Data yang dikumpulkan:
+ + +

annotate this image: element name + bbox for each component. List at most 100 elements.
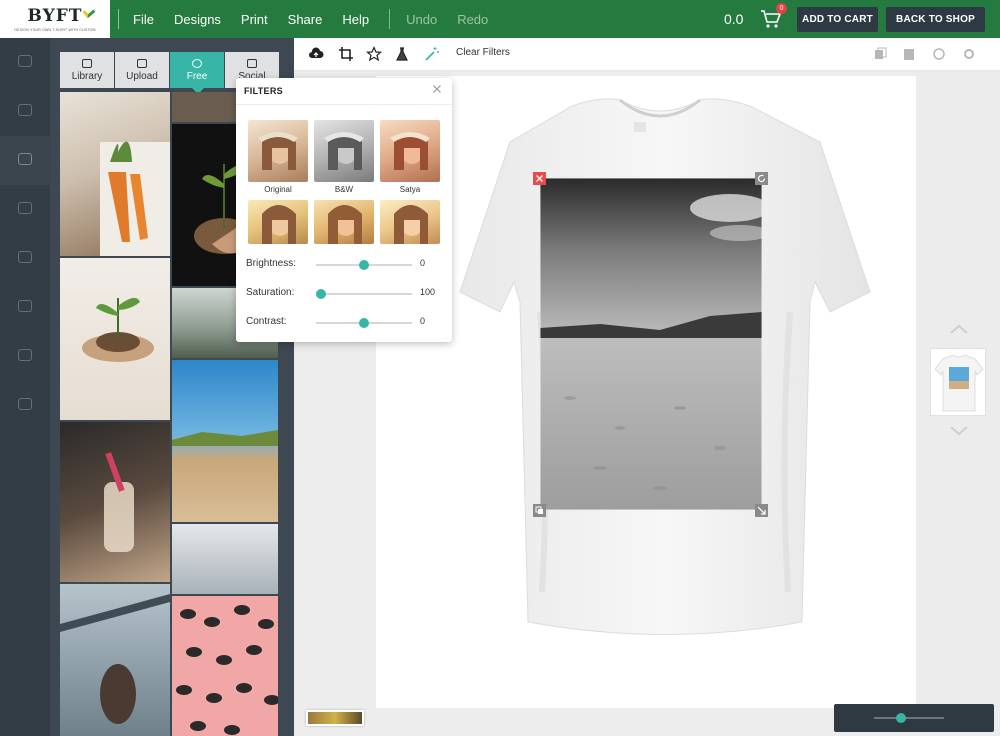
zoom-knob[interactable] [896,713,906,723]
tab-label: Upload [126,70,158,82]
logo[interactable]: BYFT DESIGN YOUR OWN T-SHIRT WITH CUSTOM [0,0,110,38]
brightness-label: Brightness: [246,258,297,269]
menu-print[interactable]: Print [241,12,268,27]
tab-library[interactable]: Library [60,52,114,88]
globe-icon [192,58,202,68]
paste-icon[interactable] [902,47,916,61]
menu-divider [118,9,119,29]
library-image[interactable] [172,596,278,736]
shapes-icon [18,299,32,312]
resize-icon[interactable] [755,504,768,517]
bridge-photo [60,594,170,724]
add-to-cart-button[interactable]: ADD TO CART [797,7,878,32]
settings-icon[interactable] [962,47,976,61]
portrait-photo [262,205,296,244]
image-icon [247,58,257,68]
cloud-upload-icon[interactable] [308,46,324,62]
filter-preset-original[interactable] [248,120,308,182]
shirt-icon [18,54,32,67]
menu-help[interactable]: Help [342,12,369,27]
tab-upload[interactable]: Upload [115,52,169,88]
flask-icon[interactable] [394,46,410,62]
rail-item-cliparts[interactable] [0,185,50,234]
back-to-shop-button[interactable]: BACK TO SHOP [886,7,985,32]
library-image[interactable] [60,584,170,736]
layer-icon[interactable] [533,504,546,517]
slider-knob[interactable] [315,289,326,299]
library-image[interactable] [172,524,278,594]
shirt-preview-icon [934,354,984,412]
filter-label: B&W [334,185,354,194]
portrait-photo [390,132,430,170]
filter-preset-6[interactable] [380,200,440,244]
zoom-control[interactable] [834,704,994,732]
filters-popup: FILTERS Original B&W Satya Brightness: 0… [236,78,452,342]
rail-item-layers[interactable] [0,332,50,381]
tab-free[interactable]: Free [170,52,224,88]
saturation-label: Saturation: [246,287,295,298]
rotate-icon[interactable] [755,172,768,185]
rail-item-shapes[interactable] [0,283,50,332]
chevron-up-icon[interactable] [948,322,970,336]
cart-count-badge: 0 [776,3,787,14]
heart-icon [18,103,32,116]
image-icon [18,152,32,165]
copy-icon[interactable] [874,47,888,61]
upload-icon [137,58,147,68]
template-icon [18,397,32,410]
layers-icon [18,348,32,361]
rail-item-images[interactable] [0,136,50,185]
slider-knob[interactable] [359,318,369,328]
filter-label: Satya [399,185,421,194]
contrast-value: 0 [420,316,426,326]
menu-designs[interactable]: Designs [174,12,221,27]
zoom-track[interactable] [874,717,944,719]
library-image[interactable] [172,360,278,522]
tool-rail [0,38,50,736]
contrast-slider[interactable] [316,318,412,328]
rail-item-products[interactable] [0,38,50,87]
library-image[interactable] [60,258,170,420]
product-view-thumbnail[interactable] [930,348,986,416]
filters-title: FILTERS [244,86,283,96]
rail-item-templates[interactable] [0,381,50,430]
zoom-icon[interactable] [932,47,946,61]
tab-label: Free [186,70,208,82]
filter-preset-4[interactable] [248,200,308,244]
clipart-icon [18,201,32,214]
filter-preset-bw[interactable] [314,120,374,182]
portrait-photo [328,205,362,244]
seedling-photo [82,297,154,362]
rail-item-designs[interactable] [0,87,50,136]
filter-preset-5[interactable] [314,200,374,244]
logo-check-icon [82,5,96,19]
portrait-photo [258,132,298,170]
redo-button[interactable]: Redo [457,12,488,27]
saturation-value: 100 [420,287,436,297]
slider-knob[interactable] [359,260,369,270]
undo-button[interactable]: Undo [406,12,437,27]
star-icon[interactable] [366,46,382,62]
top-bar: BYFT DESIGN YOUR OWN T-SHIRT WITH CUSTOM… [0,0,1000,38]
saturation-slider[interactable] [315,289,412,299]
brightness-slider[interactable] [316,260,412,270]
portrait-photo [394,205,428,244]
color-swatch-strip[interactable] [306,710,364,726]
close-icon[interactable] [432,84,442,94]
clear-filters-button[interactable]: Clear Filters [456,47,510,58]
logo-text: BYFT [27,6,83,26]
filter-preset-satya[interactable] [380,120,440,182]
rail-item-text[interactable] [0,234,50,283]
main-menu: File Designs Print Share Help Undo Redo [118,9,508,29]
magic-wand-icon[interactable] [424,46,440,62]
crop-icon[interactable] [338,46,354,62]
library-image[interactable] [60,422,170,582]
contrast-label: Contrast: [246,316,287,327]
menu-divider [389,9,391,29]
menu-file[interactable]: File [133,12,154,27]
delete-icon[interactable] [533,172,546,185]
library-image[interactable] [60,92,170,256]
menu-share[interactable]: Share [288,12,323,27]
chevron-down-icon[interactable] [948,424,970,438]
logo-tagline: DESIGN YOUR OWN T-SHIRT WITH CUSTOM [14,28,96,32]
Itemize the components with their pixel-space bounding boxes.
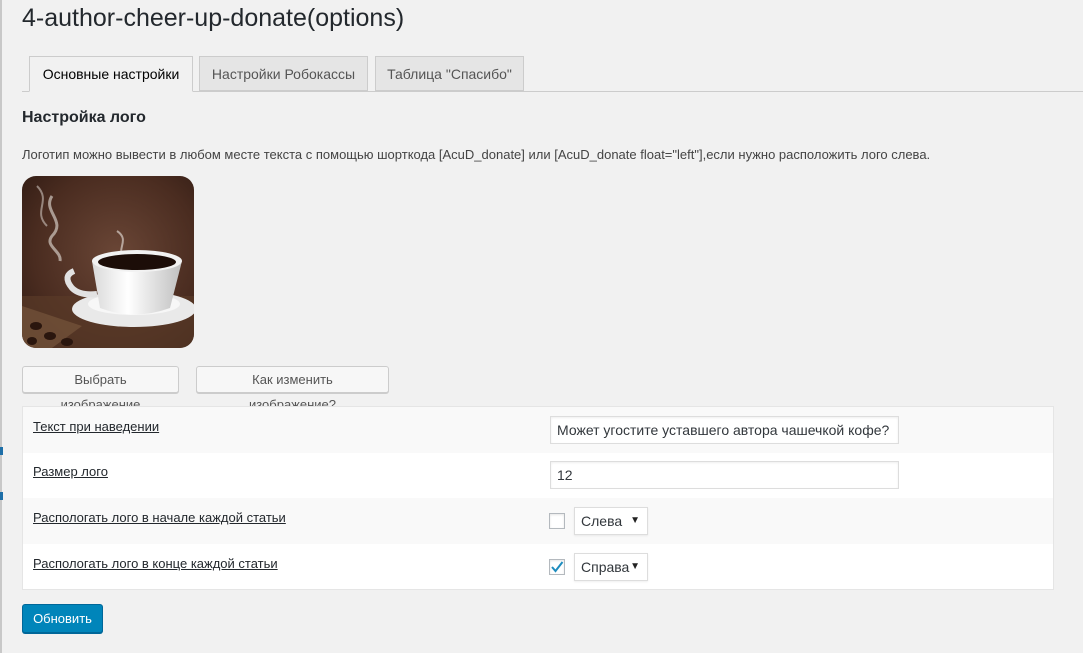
logo-start-position-select[interactable]: Слева ▼ xyxy=(574,507,648,535)
admin-menu-edge xyxy=(0,0,2,653)
update-button[interactable]: Обновить xyxy=(22,604,103,633)
tab-thanks-table[interactable]: Таблица "Спасибо" xyxy=(375,56,524,91)
how-to-change-image-button[interactable]: Как изменить изображение? xyxy=(196,366,389,412)
logo-size-input[interactable] xyxy=(550,461,899,489)
page-title: 4-author-cheer-up-donate(options) xyxy=(22,4,405,32)
tab-robokassa-settings[interactable]: Настройки Робокассы xyxy=(199,56,368,91)
logo-end-checkbox[interactable] xyxy=(549,559,565,575)
settings-row-logo-size: Размер лого xyxy=(23,452,1053,498)
caret-down-icon: ▼ xyxy=(630,561,640,572)
tab-main-settings[interactable]: Основные настройки xyxy=(29,56,193,92)
hover-text-input[interactable] xyxy=(550,416,899,444)
hover-text-label[interactable]: Текст при наведении xyxy=(33,419,159,434)
logo-end-label[interactable]: Распологать лого в конце каждой статьи xyxy=(33,556,278,571)
logo-end-position-value: Справа xyxy=(581,559,630,575)
logo-end-position-select[interactable]: Справа ▼ xyxy=(574,553,648,581)
section-heading: Настройка лого xyxy=(22,109,146,126)
settings-row-logo-start: Распологать лого в начале каждой статьи … xyxy=(23,498,1053,544)
caret-down-icon: ▼ xyxy=(630,515,640,526)
check-icon xyxy=(551,561,564,573)
settings-row-hover-text: Текст при наведении xyxy=(23,407,1053,453)
settings-row-logo-end: Распологать лого в конце каждой статьи С… xyxy=(23,544,1053,590)
admin-menu-indicator xyxy=(0,492,3,500)
logo-size-label[interactable]: Размер лого xyxy=(33,464,108,479)
choose-image-button[interactable]: Выбрать изображение xyxy=(22,366,179,412)
logo-image xyxy=(22,176,194,348)
admin-menu-indicator xyxy=(0,447,3,455)
settings-table: Текст при наведении Размер лого Располог… xyxy=(22,406,1054,590)
logo-start-checkbox[interactable] xyxy=(549,513,565,529)
logo-start-position-value: Слева xyxy=(581,513,623,529)
logo-start-label[interactable]: Распологать лого в начале каждой статьи xyxy=(33,510,286,525)
section-description: Логотип можно вывести в любом месте текс… xyxy=(22,147,931,162)
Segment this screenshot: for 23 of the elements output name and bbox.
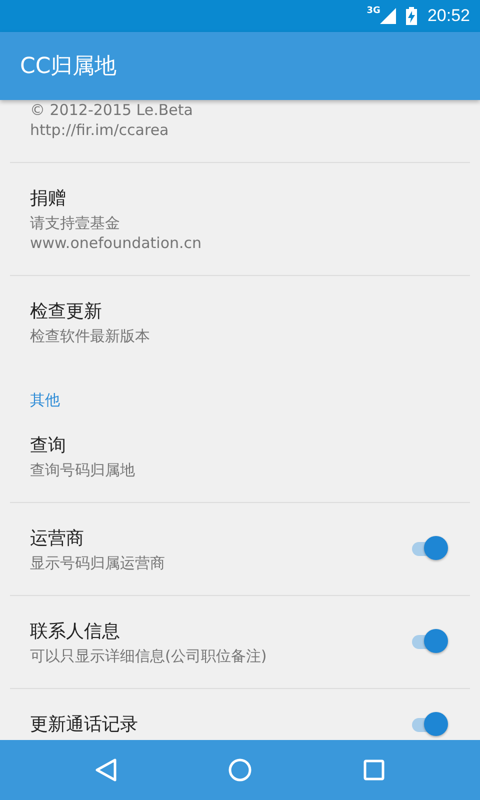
setting-summary: http://fir.im/ccarea xyxy=(30,120,170,140)
setting-summary: 查询号码归属地 xyxy=(30,460,136,480)
setting-title[interactable]: 检查更新 xyxy=(30,298,450,326)
setting-title[interactable]: 查询 xyxy=(30,432,450,460)
app-title: CC归属地 xyxy=(20,53,117,81)
setting-summary: 显示号码归属运营商 xyxy=(30,553,166,573)
clock: 20:52 xyxy=(427,6,470,26)
setting-title[interactable]: 运营商 xyxy=(30,525,408,553)
setting-summary: www.onefoundation.cn xyxy=(30,233,203,253)
setting-summary: 检查软件最新版本 xyxy=(30,326,151,346)
setting-summary: 请支持壹基金 xyxy=(30,213,121,233)
setting-summary: © 2012-2015 Le.Beta xyxy=(30,100,194,120)
recents-icon[interactable] xyxy=(362,759,385,781)
back-icon[interactable] xyxy=(95,758,118,782)
setting-title[interactable]: 联系人信息 xyxy=(30,618,408,646)
battery-charging-icon xyxy=(406,7,418,25)
signal-icon xyxy=(380,8,396,24)
network-type: 3G xyxy=(366,6,380,16)
setting-summary: 可以只显示详细信息(公司职位备注) xyxy=(30,646,268,666)
setting-title[interactable]: 捐赠 xyxy=(30,185,450,213)
category-header: 其他 xyxy=(29,390,61,410)
home-icon[interactable] xyxy=(228,758,252,782)
setting-title[interactable]: 更新通话记录 xyxy=(30,711,408,739)
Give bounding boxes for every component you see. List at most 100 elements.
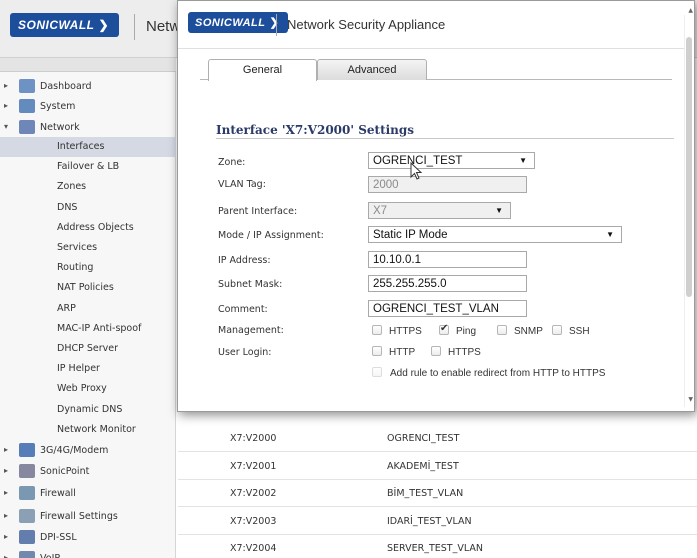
- sidebar-subitem-interfaces[interactable]: Interfaces: [0, 137, 176, 157]
- expand-arrow-icon[interactable]: ▾: [4, 122, 8, 131]
- sidebar-item-sonicpoint[interactable]: ▸ SonicPoint: [0, 462, 176, 482]
- sidebar-subitem-label: Web Proxy: [57, 383, 107, 395]
- tab-advanced[interactable]: Advanced: [317, 59, 427, 80]
- sidebar-item-label: Dashboard: [40, 81, 92, 92]
- parent-interface-label: Parent Interface:: [218, 206, 298, 217]
- subnet-mask-value: 255.255.255.0: [373, 278, 447, 290]
- parent-interface-select[interactable]: X7 ▼: [368, 202, 511, 219]
- sidebar-item-firewall[interactable]: ▸ Firewall: [0, 484, 176, 504]
- sidebar-subitem-dynamic-dns[interactable]: Dynamic DNS: [0, 400, 176, 420]
- comment-value: OGRENCI_TEST_VLAN: [373, 303, 499, 315]
- expand-arrow-icon[interactable]: ▸: [4, 445, 8, 454]
- sidebar-subitem-dhcp-server[interactable]: DHCP Server: [0, 339, 176, 359]
- expand-arrow-icon[interactable]: ▸: [4, 553, 8, 558]
- sidebar-subitem-ip-helper[interactable]: IP Helper: [0, 359, 176, 379]
- zone-select[interactable]: OGRENCI_TEST ▼: [368, 152, 535, 169]
- subnet-mask-label: Subnet Mask:: [218, 279, 283, 290]
- dialog-scrollbar[interactable]: [684, 15, 694, 407]
- sidebar-item-label: System: [40, 101, 76, 112]
- expand-arrow-icon[interactable]: ▸: [4, 511, 8, 520]
- mode-select[interactable]: Static IP Mode ▼: [368, 226, 622, 243]
- expand-arrow-icon[interactable]: ▸: [4, 532, 8, 541]
- scrollbar-thumb[interactable]: [686, 37, 692, 297]
- screen: SONICWALL ❯ Netw ▸ Dashboard ▸ System ▾ Networ…: [0, 0, 697, 558]
- expand-arrow-icon[interactable]: ▸: [4, 466, 8, 475]
- table-row[interactable]: X7:V2004 SERVER_TEST_VLAN: [178, 535, 697, 558]
- https-management-checkbox[interactable]: [372, 325, 382, 335]
- interface-name-cell: X7:V2000: [230, 433, 277, 444]
- redirect-checkbox[interactable]: [372, 367, 382, 377]
- zone-cell: BİM_TEST_VLAN: [387, 488, 464, 499]
- sidebar-item-dashboard[interactable]: ▸ Dashboard: [0, 77, 176, 97]
- sidebar-subitem-failover-lb[interactable]: Failover & LB: [0, 157, 176, 177]
- subnet-mask-input[interactable]: 255.255.255.0: [368, 275, 527, 292]
- sidebar-item-network[interactable]: ▾ Network: [0, 118, 176, 138]
- sidebar-subitem-label: Network Monitor: [57, 423, 136, 435]
- sidebar-subitem-zones[interactable]: Zones: [0, 177, 176, 197]
- sidebar-item-system[interactable]: ▸ System: [0, 97, 176, 117]
- sidebar-subitem-services[interactable]: Services: [0, 238, 176, 258]
- dialog-header: SONICWALL ❯ Network Security Appliance: [178, 1, 694, 49]
- table-row[interactable]: X7:V2001 AKADEMİ_TEST: [178, 452, 697, 480]
- chevron-down-icon: ▼: [519, 156, 527, 165]
- mode-select-value: Static IP Mode: [373, 229, 448, 241]
- sidebar-toolbar: [0, 58, 176, 72]
- sidebar-item-dpi-ssl[interactable]: ▸ DPI-SSL: [0, 528, 176, 548]
- expand-arrow-icon[interactable]: ▸: [4, 101, 8, 110]
- sidebar-item-label: 3G/4G/Modem: [40, 445, 109, 456]
- management-options: HTTPS Ping SNMP SSH: [372, 323, 612, 339]
- ip-address-value: 10.10.0.1: [373, 254, 421, 266]
- sidebar-item-label: Firewall: [40, 488, 76, 499]
- vlan-tag-input[interactable]: 2000: [368, 176, 527, 193]
- https-login-label: HTTPS: [448, 347, 481, 358]
- modem-icon: [19, 443, 35, 457]
- sidebar-subitem-arp[interactable]: ARP: [0, 299, 176, 319]
- snmp-management-checkbox[interactable]: [497, 325, 507, 335]
- interface-name-cell: X7:V2002: [230, 488, 277, 499]
- comment-input[interactable]: OGRENCI_TEST_VLAN: [368, 300, 527, 317]
- ip-address-input[interactable]: 10.10.0.1: [368, 251, 527, 268]
- sidebar-subitem-address-objects[interactable]: Address Objects: [0, 218, 176, 238]
- sidebar-subitem-web-proxy[interactable]: Web Proxy: [0, 379, 176, 399]
- tab-general[interactable]: General: [208, 59, 317, 81]
- parent-interface-value: X7: [373, 205, 388, 217]
- https-login-checkbox[interactable]: [431, 346, 441, 356]
- scroll-up-arrow-icon[interactable]: ▲: [688, 7, 693, 14]
- ip-address-label: IP Address:: [218, 255, 271, 266]
- sidebar-subitem-dns[interactable]: DNS: [0, 198, 176, 218]
- dialog-header-divider: [276, 14, 277, 36]
- sidebar-item-label: DPI-SSL: [40, 532, 77, 543]
- ping-management-checkbox[interactable]: [439, 323, 449, 335]
- header-divider: [134, 14, 135, 40]
- sidebar-item-label: SonicPoint: [40, 466, 90, 477]
- sidebar-item-firewall-settings[interactable]: ▸ Firewall Settings: [0, 507, 176, 527]
- sidebar-subitem-label: DNS: [57, 201, 78, 213]
- table-row[interactable]: X7:V2003 IDARİ_TEST_VLAN: [178, 507, 697, 535]
- firewall-icon: [19, 486, 35, 500]
- sidebar-item-voip[interactable]: ▸ VoIP: [0, 549, 176, 558]
- table-row[interactable]: X7:V2002 BİM_TEST_VLAN: [178, 480, 697, 507]
- sidebar-subitem-label: Routing: [57, 262, 94, 274]
- network-globe-icon: [19, 120, 35, 134]
- scroll-down-arrow-icon[interactable]: ▼: [688, 396, 693, 403]
- sidebar-subitem-mac-ip-anti-spoof[interactable]: MAC-IP Anti-spoof: [0, 319, 176, 339]
- access-point-icon: [19, 464, 35, 478]
- zone-cell: SERVER_TEST_VLAN: [387, 543, 483, 554]
- ssh-management-checkbox[interactable]: [552, 325, 562, 335]
- interface-name-cell: X7:V2001: [230, 460, 277, 472]
- section-title: Interface 'X7:V2000' Settings: [216, 123, 415, 137]
- zone-label: Zone:: [218, 157, 246, 168]
- sidebar-subitem-label: Address Objects: [57, 221, 134, 233]
- expand-arrow-icon[interactable]: ▸: [4, 81, 8, 90]
- sonicwall-logo: SONICWALL ❯: [10, 13, 126, 41]
- section-divider: [216, 138, 674, 139]
- sidebar-subitem-network-monitor[interactable]: Network Monitor: [0, 420, 176, 440]
- sidebar-item-3g-4g-modem[interactable]: ▸ 3G/4G/Modem: [0, 441, 176, 461]
- http-login-checkbox[interactable]: [372, 346, 382, 356]
- sidebar-subitem-label: Failover & LB: [57, 161, 120, 173]
- table-row[interactable]: X7:V2000 OGRENCI_TEST: [178, 425, 697, 452]
- expand-arrow-icon[interactable]: ▸: [4, 488, 8, 497]
- sidebar-subitem-routing[interactable]: Routing: [0, 258, 176, 278]
- app-header-title: Netw: [146, 18, 181, 35]
- sidebar-subitem-nat-policies[interactable]: NAT Policies: [0, 278, 176, 298]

+ + +

* **Tujuan Latihan**
Tuliskan sebagai tabel Markdown baris-baris dari baris yang memuat "zoom-knob[interactable] [896,713,906,723]" sampai baris yang memuat "menu-print[interactable]: Print [241,12,268,27]", kedua baris itu ikut dan baris kosong dilewati. Pakai kolom No. untuk nomor urut dan kolom Teks untuk barisnya.

* **Jawaban**
| No. | Teks |
|---|---|
| 1 | zoom-knob[interactable] [896,713,906,723] |
| 2 | tab-label: Upload [126,70,158,82] |
| 3 | logo[interactable]: BYFT DESIGN YOUR OWN T-SHIRT WITH CUSTOM [0,0,110,38] |
| 4 | brightness-label: Brightness: [246,258,297,269] |
| 5 | menu-print[interactable]: Print [241,12,268,27] |